■ Task goal: Can you retype every record below exactly as written?

■ Exercise data:
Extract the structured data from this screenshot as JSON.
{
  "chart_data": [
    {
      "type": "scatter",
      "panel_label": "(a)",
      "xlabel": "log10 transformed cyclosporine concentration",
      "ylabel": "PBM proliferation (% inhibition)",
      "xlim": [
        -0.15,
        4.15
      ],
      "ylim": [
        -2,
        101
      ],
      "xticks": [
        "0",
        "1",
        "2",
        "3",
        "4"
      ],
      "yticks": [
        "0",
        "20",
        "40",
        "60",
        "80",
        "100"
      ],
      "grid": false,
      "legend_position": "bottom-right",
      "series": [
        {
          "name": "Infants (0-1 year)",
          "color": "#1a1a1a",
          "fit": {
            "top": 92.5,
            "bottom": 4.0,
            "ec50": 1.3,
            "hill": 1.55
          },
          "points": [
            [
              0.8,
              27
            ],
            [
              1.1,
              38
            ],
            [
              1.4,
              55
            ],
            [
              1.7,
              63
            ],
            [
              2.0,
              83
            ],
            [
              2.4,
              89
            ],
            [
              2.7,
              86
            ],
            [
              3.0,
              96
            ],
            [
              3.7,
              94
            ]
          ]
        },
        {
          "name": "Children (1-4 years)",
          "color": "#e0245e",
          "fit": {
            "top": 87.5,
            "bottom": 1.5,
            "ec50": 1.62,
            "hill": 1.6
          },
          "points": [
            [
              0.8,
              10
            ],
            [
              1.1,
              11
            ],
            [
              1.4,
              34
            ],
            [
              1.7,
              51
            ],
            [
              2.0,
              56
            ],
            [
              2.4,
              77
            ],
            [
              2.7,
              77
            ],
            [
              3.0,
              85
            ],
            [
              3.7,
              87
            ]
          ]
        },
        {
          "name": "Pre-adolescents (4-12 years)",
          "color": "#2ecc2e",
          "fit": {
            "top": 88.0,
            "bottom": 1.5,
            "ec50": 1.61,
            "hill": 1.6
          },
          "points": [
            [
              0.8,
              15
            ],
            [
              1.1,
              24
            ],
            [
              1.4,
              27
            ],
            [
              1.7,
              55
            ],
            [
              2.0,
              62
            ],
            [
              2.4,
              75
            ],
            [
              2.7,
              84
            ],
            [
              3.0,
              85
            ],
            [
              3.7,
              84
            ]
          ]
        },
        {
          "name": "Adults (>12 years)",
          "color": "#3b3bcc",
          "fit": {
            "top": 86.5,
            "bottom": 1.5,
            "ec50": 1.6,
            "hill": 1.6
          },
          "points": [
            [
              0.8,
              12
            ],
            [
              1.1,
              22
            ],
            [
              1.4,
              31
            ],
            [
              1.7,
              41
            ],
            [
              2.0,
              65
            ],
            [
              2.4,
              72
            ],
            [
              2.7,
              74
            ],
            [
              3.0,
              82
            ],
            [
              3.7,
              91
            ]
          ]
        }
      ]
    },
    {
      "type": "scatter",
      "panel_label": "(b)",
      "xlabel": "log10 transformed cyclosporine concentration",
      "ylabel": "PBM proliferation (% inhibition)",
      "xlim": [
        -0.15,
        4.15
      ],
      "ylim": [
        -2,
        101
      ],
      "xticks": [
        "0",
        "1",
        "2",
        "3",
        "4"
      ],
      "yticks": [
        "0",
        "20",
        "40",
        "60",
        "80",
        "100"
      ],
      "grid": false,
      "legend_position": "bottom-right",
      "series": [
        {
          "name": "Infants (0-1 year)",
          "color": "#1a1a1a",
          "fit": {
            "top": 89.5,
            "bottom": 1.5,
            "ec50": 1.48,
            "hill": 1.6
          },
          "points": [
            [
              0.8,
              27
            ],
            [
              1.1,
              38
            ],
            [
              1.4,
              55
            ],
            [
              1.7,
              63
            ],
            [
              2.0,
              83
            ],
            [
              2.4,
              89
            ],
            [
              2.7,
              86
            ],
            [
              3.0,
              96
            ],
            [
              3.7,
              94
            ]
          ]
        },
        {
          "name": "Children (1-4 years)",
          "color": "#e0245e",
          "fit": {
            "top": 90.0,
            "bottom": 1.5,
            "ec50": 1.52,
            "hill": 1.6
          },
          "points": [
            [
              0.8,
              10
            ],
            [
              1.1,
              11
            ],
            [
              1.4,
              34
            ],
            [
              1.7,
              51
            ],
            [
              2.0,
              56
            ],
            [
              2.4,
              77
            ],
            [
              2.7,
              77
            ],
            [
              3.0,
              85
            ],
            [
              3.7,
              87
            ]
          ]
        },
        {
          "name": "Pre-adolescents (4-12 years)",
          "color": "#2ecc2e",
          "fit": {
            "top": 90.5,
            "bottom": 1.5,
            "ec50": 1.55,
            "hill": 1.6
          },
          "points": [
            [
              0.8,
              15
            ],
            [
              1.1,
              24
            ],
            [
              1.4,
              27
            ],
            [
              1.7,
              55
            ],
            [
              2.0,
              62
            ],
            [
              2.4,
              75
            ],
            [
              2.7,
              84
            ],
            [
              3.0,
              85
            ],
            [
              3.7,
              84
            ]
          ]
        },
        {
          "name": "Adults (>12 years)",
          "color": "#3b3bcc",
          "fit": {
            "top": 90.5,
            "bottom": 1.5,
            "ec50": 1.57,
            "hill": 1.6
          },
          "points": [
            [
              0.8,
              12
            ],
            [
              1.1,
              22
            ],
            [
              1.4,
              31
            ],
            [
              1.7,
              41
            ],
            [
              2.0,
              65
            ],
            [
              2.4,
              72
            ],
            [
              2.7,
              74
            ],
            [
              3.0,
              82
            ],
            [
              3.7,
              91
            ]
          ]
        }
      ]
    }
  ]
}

■ Answer for the task:
Extract the structured data from this screenshot as JSON.
{
  "chart_data": [
    {
      "type": "scatter",
      "panel_label": "(a)",
      "xlabel": "log10 transformed cyclosporine concentration",
      "ylabel": "PBM proliferation (% inhibition)",
      "xlim": [
        -0.15,
        4.15
      ],
      "ylim": [
        -2,
        101
      ],
      "xticks": [
        "0",
        "1",
        "2",
        "3",
        "4"
      ],
      "yticks": [
        "0",
        "20",
        "40",
        "60",
        "80",
        "100"
      ],
      "grid": false,
      "legend_position": "bottom-right",
      "series": [
        {
          "name": "Infants (0-1 year)",
          "color": "#1a1a1a",
          "fit": {
            "top": 92.5,
            "bottom": 4.0,
            "ec50": 1.3,
            "hill": 1.55
          },
          "points": [
            [
              0.8,
              27
            ],
            [
              1.1,
              38
            ],
            [
              1.4,
              55
            ],
            [
              1.7,
              63
            ],
            [
              2.0,
              83
            ],
            [
              2.4,
              89
            ],
            [
              2.7,
              86
            ],
            [
              3.0,
              96
            ],
            [
              3.7,
              94
            ]
          ]
        },
        {
          "name": "Children (1-4 years)",
          "color": "#e0245e",
          "fit": {
            "top": 87.5,
            "bottom": 1.5,
            "ec50": 1.62,
            "hill": 1.6
          },
          "points": [
            [
              0.8,
              10
            ],
            [
              1.1,
              11
            ],
            [
              1.4,
              34
            ],
            [
              1.7,
              51
            ],
            [
              2.0,
              56
            ],
            [
              2.4,
              77
            ],
            [
              2.7,
              77
            ],
            [
              3.0,
              85
            ],
            [
              3.7,
              87
            ]
          ]
        },
        {
          "name": "Pre-adolescents (4-12 years)",
          "color": "#2ecc2e",
          "fit": {
            "top": 88.0,
            "bottom": 1.5,
            "ec50": 1.61,
            "hill": 1.6
          },
          "points": [
            [
              0.8,
              15
            ],
            [
              1.1,
              24
            ],
            [
              1.4,
              27
            ],
            [
              1.7,
              55
            ],
            [
              2.0,
              62
            ],
            [
              2.4,
              75
            ],
            [
              2.7,
              84
            ],
            [
              3.0,
              85
            ],
            [
              3.7,
              84
            ]
          ]
        },
        {
          "name": "Adults (>12 years)",
          "color": "#3b3bcc",
          "fit": {
            "top": 86.5,
            "bottom": 1.5,
            "ec50": 1.6,
            "hill": 1.6
          },
          "points": [
            [
              0.8,
              12
            ],
            [
              1.1,
              22
            ],
            [
              1.4,
              31
            ],
            [
              1.7,
              41
            ],
            [
              2.0,
              65
            ],
            [
              2.4,
              72
            ],
            [
              2.7,
              74
            ],
            [
              3.0,
              82
            ],
            [
              3.7,
              91
            ]
          ]
        }
      ]
    },
    {
      "type": "scatter",
      "panel_label": "(b)",
      "xlabel": "log10 transformed cyclosporine concentration",
      "ylabel": "PBM proliferation (% inhibition)",
      "xlim": [
        -0.15,
        4.15
      ],
      "ylim": [
        -2,
        101
      ],
      "xticks": [
        "0",
        "1",
        "2",
        "3",
        "4"
      ],
      "yticks": [
        "0",
        "20",
        "40",
        "60",
        "80",
        "100"
      ],
      "grid": false,
      "legend_position": "bottom-right",
      "series": [
        {
          "name": "Infants (0-1 year)",
          "color": "#1a1a1a",
          "fit": {
            "top": 89.5,
            "bottom": 1.5,
            "ec50": 1.48,
            "hill": 1.6
          },
          "points": [
            [
              0.8,
              27
            ],
            [
              1.1,
              38
            ],
            [
              1.4,
              55
            ],
            [
              1.7,
              63
            ],
            [
              2.0,
              83
            ],
            [
              2.4,
              89
            ],
            [
              2.7,
              86
            ],
            [
              3.0,
              96
            ],
            [
              3.7,
              94
            ]
          ]
        },
        {
          "name": "Children (1-4 years)",
          "color": "#e0245e",
          "fit": {
            "top": 90.0,
            "bottom": 1.5,
            "ec50": 1.52,
            "hill": 1.6
          },
          "points": [
            [
              0.8,
              10
            ],
            [
              1.1,
              11
            ],
            [
              1.4,
              34
            ],
            [
              1.7,
              51
            ],
            [
              2.0,
              56
            ],
            [
              2.4,
              77
            ],
            [
              2.7,
              77
            ],
            [
              3.0,
              85
            ],
            [
              3.7,
              87
            ]
          ]
        },
        {
          "name": "Pre-adolescents (4-12 years)",
          "color": "#2ecc2e",
          "fit": {
            "top": 90.5,
            "bottom": 1.5,
            "ec50": 1.55,
            "hill": 1.6
          },
          "points": [
            [
              0.8,
              15
            ],
            [
              1.1,
              24
            ],
            [
              1.4,
              27
            ],
            [
              1.7,
              55
            ],
            [
              2.0,
              62
            ],
            [
              2.4,
              75
            ],
            [
              2.7,
              84
            ],
            [
              3.0,
              85
            ],
            [
              3.7,
              84
            ]
          ]
        },
        {
          "name": "Adults (>12 years)",
          "color": "#3b3bcc",
          "fit": {
            "top": 90.5,
            "bottom": 1.5,
            "ec50": 1.57,
            "hill": 1.6
          },
          "points": [
            [
              0.8,
              12
            ],
            [
              1.1,
              22
            ],
            [
              1.4,
              31
            ],
            [
              1.7,
              41
            ],
            [
              2.0,
              65
            ],
            [
              2.4,
              72
            ],
            [
              2.7,
              74
            ],
            [
              3.0,
              82
            ],
            [
              3.7,
              91
            ]
          ]
        }
      ]
    }
  ]
}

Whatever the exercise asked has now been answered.